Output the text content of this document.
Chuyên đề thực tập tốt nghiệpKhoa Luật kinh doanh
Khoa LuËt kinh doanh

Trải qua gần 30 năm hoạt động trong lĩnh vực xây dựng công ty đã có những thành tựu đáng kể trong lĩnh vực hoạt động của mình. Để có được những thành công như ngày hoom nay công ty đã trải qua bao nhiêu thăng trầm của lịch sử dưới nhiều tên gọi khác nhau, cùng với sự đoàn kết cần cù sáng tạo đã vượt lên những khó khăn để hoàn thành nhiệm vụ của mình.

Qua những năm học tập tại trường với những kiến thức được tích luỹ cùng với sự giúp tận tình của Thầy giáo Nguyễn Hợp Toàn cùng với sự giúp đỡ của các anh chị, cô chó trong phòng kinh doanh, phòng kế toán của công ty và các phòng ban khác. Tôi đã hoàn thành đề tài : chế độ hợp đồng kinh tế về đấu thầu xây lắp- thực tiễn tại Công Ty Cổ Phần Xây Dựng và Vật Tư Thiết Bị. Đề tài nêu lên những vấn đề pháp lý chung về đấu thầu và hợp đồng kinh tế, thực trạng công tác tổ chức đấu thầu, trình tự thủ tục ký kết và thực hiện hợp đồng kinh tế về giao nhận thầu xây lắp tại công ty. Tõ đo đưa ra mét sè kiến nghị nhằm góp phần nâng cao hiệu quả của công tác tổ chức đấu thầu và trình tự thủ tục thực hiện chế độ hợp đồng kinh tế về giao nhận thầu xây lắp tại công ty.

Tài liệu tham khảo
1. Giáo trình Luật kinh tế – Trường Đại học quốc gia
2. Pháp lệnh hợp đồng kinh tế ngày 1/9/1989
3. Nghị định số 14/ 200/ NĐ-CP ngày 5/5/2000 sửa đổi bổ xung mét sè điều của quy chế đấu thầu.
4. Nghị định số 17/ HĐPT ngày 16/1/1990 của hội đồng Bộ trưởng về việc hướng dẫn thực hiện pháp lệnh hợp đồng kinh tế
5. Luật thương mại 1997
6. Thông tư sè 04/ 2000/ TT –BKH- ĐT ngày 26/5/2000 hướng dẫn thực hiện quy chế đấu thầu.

┄┄┄┄┄┄

## [WHAT THE TASK REQUIRES]
Exact copies of all the records are required.

## [FULL OUTPUT]
Output the text content of this document.
Chuyên đề thực tập tốt nghiệpKhoa Luật kinh doanh
Khoa LuËt kinh doanh

Trải qua gần 30 năm hoạt động trong lĩnh vực xây dựng công ty đã có những thành tựu đáng kể trong lĩnh vực hoạt động của mình. Để có được những thành công như ngày hoom nay công ty đã trải qua bao nhiêu thăng trầm của lịch sử dưới nhiều tên gọi khác nhau, cùng với sự đoàn kết cần cù sáng tạo đã vượt lên những khó khăn để hoàn thành nhiệm vụ của mình.

Qua những năm học tập tại trường với những kiến thức được tích luỹ cùng với sự giúp tận tình của Thầy giáo Nguyễn Hợp Toàn cùng với sự giúp đỡ của các anh chị, cô chó trong phòng kinh doanh, phòng kế toán của công ty và các phòng ban khác. Tôi đã hoàn thành đề tài : chế độ hợp đồng kinh tế về đấu thầu xây lắp- thực tiễn tại Công Ty Cổ Phần Xây Dựng và Vật Tư Thiết Bị. Đề tài nêu lên những vấn đề pháp lý chung về đấu thầu và hợp đồng kinh tế, thực trạng công tác tổ chức đấu thầu, trình tự thủ tục ký kết và thực hiện hợp đồng kinh tế về giao nhận thầu xây lắp tại công ty. Tõ đo đưa ra mét sè kiến nghị nhằm góp phần nâng cao hiệu quả của công tác tổ chức đấu thầu và trình tự thủ tục thực hiện chế độ hợp đồng kinh tế về giao nhận thầu xây lắp tại công ty.

Tài liệu tham khảo
1. Giáo trình Luật kinh tế – Trường Đại học quốc gia
2. Pháp lệnh hợp đồng kinh tế ngày 1/9/1989
3. Nghị định số 14/ 200/ NĐ-CP ngày 5/5/2000 sửa đổi bổ xung mét sè điều của quy chế đấu thầu.
4. Nghị định số 17/ HĐPT ngày 16/1/1990 của hội đồng Bộ trưởng về việc hướng dẫn thực hiện pháp lệnh hợp đồng kinh tế
5. Luật thương mại 1997
6. Thông tư sè 04/ 2000/ TT –BKH- ĐT ngày 26/5/2000 hướng dẫn thực hiện quy chế đấu thầu.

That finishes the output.